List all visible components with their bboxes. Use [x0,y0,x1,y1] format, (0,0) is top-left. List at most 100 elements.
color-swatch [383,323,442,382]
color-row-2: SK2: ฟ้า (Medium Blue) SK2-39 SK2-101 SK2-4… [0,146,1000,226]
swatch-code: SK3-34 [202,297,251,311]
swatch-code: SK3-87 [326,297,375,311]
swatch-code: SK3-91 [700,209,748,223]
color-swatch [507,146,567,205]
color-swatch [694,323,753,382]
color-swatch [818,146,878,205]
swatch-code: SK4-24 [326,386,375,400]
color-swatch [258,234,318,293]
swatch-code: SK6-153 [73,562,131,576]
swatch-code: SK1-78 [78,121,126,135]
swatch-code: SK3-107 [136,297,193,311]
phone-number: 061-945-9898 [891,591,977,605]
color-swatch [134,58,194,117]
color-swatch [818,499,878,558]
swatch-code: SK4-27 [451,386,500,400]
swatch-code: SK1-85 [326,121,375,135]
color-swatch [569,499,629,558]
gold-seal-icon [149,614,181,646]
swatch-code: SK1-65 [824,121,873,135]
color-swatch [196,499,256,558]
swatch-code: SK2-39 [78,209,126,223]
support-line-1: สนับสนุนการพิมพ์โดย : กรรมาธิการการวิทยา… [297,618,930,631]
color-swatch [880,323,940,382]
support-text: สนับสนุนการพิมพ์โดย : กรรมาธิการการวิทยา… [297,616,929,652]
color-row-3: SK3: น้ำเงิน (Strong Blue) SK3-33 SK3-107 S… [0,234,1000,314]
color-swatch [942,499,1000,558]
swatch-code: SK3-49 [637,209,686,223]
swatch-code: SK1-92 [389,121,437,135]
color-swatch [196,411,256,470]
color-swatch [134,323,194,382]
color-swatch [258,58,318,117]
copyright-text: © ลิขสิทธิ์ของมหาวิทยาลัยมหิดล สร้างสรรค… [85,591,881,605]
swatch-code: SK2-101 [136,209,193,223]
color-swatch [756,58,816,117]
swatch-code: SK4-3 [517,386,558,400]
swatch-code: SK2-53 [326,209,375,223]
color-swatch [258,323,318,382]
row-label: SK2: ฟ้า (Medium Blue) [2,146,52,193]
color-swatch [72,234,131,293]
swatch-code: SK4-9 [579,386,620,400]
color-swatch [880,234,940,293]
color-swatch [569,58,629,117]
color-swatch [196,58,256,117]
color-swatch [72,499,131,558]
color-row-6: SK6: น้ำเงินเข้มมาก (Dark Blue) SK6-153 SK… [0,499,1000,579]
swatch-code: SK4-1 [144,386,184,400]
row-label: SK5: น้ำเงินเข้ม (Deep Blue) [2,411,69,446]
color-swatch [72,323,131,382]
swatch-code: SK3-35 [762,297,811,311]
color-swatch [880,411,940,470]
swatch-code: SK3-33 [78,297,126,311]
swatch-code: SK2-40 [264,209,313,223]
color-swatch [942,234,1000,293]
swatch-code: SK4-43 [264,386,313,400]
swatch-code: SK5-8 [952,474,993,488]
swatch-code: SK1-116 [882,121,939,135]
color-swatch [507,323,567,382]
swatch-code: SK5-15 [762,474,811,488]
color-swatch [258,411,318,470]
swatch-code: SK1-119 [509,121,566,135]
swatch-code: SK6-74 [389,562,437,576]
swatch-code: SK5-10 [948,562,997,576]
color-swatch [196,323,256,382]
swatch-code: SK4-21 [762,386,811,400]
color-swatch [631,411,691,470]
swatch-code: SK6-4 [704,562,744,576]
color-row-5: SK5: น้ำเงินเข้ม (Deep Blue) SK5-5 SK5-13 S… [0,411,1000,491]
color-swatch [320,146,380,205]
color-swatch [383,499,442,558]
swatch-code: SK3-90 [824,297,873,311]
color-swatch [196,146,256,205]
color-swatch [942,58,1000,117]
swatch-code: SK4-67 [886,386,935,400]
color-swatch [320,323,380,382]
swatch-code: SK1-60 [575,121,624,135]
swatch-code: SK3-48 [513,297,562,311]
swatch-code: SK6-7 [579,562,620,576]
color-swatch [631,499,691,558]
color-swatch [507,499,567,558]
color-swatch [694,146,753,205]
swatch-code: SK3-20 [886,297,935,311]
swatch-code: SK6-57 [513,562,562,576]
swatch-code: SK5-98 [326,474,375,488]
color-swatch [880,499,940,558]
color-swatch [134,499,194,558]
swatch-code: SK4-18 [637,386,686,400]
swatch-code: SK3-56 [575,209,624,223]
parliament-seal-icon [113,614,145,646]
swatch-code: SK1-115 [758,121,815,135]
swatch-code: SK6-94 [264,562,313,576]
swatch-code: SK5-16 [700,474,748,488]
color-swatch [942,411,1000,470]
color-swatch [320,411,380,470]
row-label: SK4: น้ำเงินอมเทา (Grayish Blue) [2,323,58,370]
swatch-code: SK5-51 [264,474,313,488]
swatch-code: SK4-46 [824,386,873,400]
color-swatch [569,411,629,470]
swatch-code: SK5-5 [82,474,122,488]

========================

- [Goal]:
Copy out every line of the data above word for word, with no changes.

- [Solution to this task]:
List all visible components with their bboxes. Use [x0,y0,x1,y1] format, (0,0) is top-left. List at most 100 elements.
color-swatch [383,323,442,382]
color-row-2: SK2: ฟ้า (Medium Blue) SK2-39 SK2-101 SK2-4… [0,146,1000,226]
swatch-code: SK3-34 [202,297,251,311]
swatch-code: SK3-87 [326,297,375,311]
swatch-code: SK3-91 [700,209,748,223]
color-swatch [507,146,567,205]
color-swatch [694,323,753,382]
color-swatch [818,146,878,205]
swatch-code: SK4-24 [326,386,375,400]
color-swatch [258,234,318,293]
swatch-code: SK6-153 [73,562,131,576]
swatch-code: SK1-78 [78,121,126,135]
swatch-code: SK3-107 [136,297,193,311]
phone-number: 061-945-9898 [891,591,977,605]
color-swatch [134,58,194,117]
color-swatch [818,499,878,558]
swatch-code: SK4-27 [451,386,500,400]
swatch-code: SK1-85 [326,121,375,135]
color-swatch [569,499,629,558]
gold-seal-icon [149,614,181,646]
swatch-code: SK1-65 [824,121,873,135]
color-swatch [196,499,256,558]
swatch-code: SK2-39 [78,209,126,223]
support-line-1: สนับสนุนการพิมพ์โดย : กรรมาธิการการวิทยา… [297,618,930,631]
color-swatch [880,323,940,382]
support-text: สนับสนุนการพิมพ์โดย : กรรมาธิการการวิทยา… [297,616,929,652]
color-row-3: SK3: น้ำเงิน (Strong Blue) SK3-33 SK3-107 S… [0,234,1000,314]
color-swatch [942,499,1000,558]
swatch-code: SK3-49 [637,209,686,223]
swatch-code: SK1-92 [389,121,437,135]
color-swatch [196,411,256,470]
color-swatch [134,323,194,382]
color-swatch [258,58,318,117]
copyright-text: © ลิขสิทธิ์ของมหาวิทยาลัยมหิดล สร้างสรรค… [85,591,881,605]
swatch-code: SK2-101 [136,209,193,223]
color-swatch [756,58,816,117]
swatch-code: SK4-3 [517,386,558,400]
swatch-code: SK2-53 [326,209,375,223]
color-swatch [258,323,318,382]
row-label: SK2: ฟ้า (Medium Blue) [2,146,52,193]
color-swatch [72,234,131,293]
swatch-code: SK4-9 [579,386,620,400]
color-swatch [880,234,940,293]
color-swatch [569,58,629,117]
color-swatch [196,58,256,117]
color-swatch [72,499,131,558]
color-row-6: SK6: น้ำเงินเข้มมาก (Dark Blue) SK6-153 SK… [0,499,1000,579]
swatch-code: SK4-1 [144,386,184,400]
row-label: SK5: น้ำเงินเข้ม (Deep Blue) [2,411,69,446]
color-swatch [72,323,131,382]
swatch-code: SK3-35 [762,297,811,311]
color-swatch [880,411,940,470]
swatch-code: SK3-33 [78,297,126,311]
swatch-code: SK2-40 [264,209,313,223]
color-swatch [942,234,1000,293]
swatch-code: SK4-43 [264,386,313,400]
swatch-code: SK5-8 [952,474,993,488]
swatch-code: SK1-116 [882,121,939,135]
color-swatch [507,323,567,382]
swatch-code: SK5-15 [762,474,811,488]
color-swatch [258,411,318,470]
swatch-code: SK1-119 [509,121,566,135]
swatch-code: SK6-74 [389,562,437,576]
swatch-code: SK5-10 [948,562,997,576]
color-swatch [196,323,256,382]
swatch-code: SK4-21 [762,386,811,400]
color-swatch [631,411,691,470]
swatch-code: SK6-4 [704,562,744,576]
color-row-5: SK5: น้ำเงินเข้ม (Deep Blue) SK5-5 SK5-13 S… [0,411,1000,491]
color-swatch [320,146,380,205]
color-swatch [383,499,442,558]
swatch-code: SK3-90 [824,297,873,311]
color-swatch [196,146,256,205]
color-swatch [942,58,1000,117]
swatch-code: SK4-67 [886,386,935,400]
color-swatch [320,323,380,382]
swatch-code: SK1-60 [575,121,624,135]
swatch-code: SK3-48 [513,297,562,311]
swatch-code: SK6-7 [579,562,620,576]
color-swatch [631,499,691,558]
color-swatch [507,499,567,558]
color-swatch [694,146,753,205]
swatch-code: SK3-20 [886,297,935,311]
swatch-code: SK6-57 [513,562,562,576]
swatch-code: SK5-98 [326,474,375,488]
color-swatch [880,499,940,558]
color-swatch [134,499,194,558]
swatch-code: SK4-18 [637,386,686,400]
swatch-code: SK3-56 [575,209,624,223]
parliament-seal-icon [113,614,145,646]
swatch-code: SK1-115 [758,121,815,135]
swatch-code: SK6-94 [264,562,313,576]
swatch-code: SK5-16 [700,474,748,488]
color-swatch [942,411,1000,470]
color-swatch [320,411,380,470]
row-label: SK4: น้ำเงินอมเทา (Grayish Blue) [2,323,58,370]
swatch-code: SK5-51 [264,474,313,488]
swatch-code: SK4-46 [824,386,873,400]
color-swatch [569,411,629,470]
swatch-code: SK5-5 [82,474,122,488]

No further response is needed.